SHORT PROBLEM
Copy every line that holds "this".

Stored data entries:

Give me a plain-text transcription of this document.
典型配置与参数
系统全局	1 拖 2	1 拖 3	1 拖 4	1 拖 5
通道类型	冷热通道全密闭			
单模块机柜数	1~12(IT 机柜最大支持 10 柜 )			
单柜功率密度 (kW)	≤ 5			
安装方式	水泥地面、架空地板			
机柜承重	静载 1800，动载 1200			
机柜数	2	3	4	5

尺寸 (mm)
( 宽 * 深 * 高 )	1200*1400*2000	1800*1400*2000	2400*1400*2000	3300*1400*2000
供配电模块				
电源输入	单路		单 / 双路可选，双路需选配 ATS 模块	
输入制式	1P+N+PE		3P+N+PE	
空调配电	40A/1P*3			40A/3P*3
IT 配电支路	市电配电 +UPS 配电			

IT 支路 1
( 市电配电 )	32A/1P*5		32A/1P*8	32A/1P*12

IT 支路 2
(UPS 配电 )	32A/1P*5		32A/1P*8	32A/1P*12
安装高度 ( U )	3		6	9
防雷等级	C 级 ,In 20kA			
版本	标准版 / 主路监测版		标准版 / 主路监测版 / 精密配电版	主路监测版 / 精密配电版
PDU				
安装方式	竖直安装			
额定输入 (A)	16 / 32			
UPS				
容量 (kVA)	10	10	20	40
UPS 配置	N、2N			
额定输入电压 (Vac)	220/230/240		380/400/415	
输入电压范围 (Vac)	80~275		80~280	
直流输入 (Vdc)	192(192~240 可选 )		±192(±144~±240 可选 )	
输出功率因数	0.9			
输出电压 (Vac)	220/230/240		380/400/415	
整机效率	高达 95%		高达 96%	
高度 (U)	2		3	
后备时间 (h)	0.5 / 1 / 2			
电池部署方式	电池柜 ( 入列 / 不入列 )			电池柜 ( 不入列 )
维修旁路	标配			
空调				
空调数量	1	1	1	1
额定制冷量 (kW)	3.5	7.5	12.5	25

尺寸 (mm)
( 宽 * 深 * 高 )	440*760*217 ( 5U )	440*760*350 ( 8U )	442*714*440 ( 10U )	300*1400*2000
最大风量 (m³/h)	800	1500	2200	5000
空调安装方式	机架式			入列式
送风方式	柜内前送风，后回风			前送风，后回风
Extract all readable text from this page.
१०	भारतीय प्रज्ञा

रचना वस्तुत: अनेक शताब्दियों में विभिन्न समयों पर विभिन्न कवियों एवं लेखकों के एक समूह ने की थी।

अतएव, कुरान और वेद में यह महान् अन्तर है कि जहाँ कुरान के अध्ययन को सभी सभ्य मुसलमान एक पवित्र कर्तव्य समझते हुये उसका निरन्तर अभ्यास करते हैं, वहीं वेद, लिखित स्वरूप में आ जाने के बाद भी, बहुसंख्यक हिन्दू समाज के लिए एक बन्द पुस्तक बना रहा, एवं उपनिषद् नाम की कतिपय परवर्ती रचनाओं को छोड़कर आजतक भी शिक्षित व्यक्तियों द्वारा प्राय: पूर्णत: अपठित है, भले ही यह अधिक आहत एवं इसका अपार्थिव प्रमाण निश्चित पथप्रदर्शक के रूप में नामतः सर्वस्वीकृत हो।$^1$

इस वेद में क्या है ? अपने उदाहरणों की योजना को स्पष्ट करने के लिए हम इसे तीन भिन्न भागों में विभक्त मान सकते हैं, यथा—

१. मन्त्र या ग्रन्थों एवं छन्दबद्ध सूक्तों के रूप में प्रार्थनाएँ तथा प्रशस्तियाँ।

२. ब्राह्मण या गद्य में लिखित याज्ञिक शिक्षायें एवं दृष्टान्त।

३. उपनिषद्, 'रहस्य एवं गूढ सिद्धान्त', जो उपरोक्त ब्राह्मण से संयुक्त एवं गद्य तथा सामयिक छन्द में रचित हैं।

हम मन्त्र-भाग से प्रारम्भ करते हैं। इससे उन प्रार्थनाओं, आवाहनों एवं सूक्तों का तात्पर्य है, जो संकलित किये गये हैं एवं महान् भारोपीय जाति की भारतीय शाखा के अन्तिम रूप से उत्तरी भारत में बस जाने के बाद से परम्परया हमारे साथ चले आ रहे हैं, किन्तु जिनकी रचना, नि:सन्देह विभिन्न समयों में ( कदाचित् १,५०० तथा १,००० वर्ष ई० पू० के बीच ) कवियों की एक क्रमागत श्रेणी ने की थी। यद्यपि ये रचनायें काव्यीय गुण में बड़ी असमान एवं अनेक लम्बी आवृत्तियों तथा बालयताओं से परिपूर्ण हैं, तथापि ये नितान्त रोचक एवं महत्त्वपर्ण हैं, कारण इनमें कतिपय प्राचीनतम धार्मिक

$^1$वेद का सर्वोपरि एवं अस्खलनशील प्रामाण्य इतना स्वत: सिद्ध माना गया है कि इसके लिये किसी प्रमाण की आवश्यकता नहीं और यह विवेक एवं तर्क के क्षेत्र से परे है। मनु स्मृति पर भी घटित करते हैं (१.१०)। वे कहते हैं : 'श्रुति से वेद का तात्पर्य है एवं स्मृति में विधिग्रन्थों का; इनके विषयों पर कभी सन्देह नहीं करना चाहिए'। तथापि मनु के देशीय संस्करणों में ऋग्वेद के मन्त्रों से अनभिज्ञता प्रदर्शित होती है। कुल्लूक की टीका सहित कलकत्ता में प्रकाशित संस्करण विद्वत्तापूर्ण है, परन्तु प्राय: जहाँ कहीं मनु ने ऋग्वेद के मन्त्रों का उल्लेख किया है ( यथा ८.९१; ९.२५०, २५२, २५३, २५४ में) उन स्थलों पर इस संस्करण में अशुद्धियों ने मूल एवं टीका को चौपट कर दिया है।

PROBLEM SOLUTION
Give me a plain-text transcription of this document.
Extract all readable text from this page.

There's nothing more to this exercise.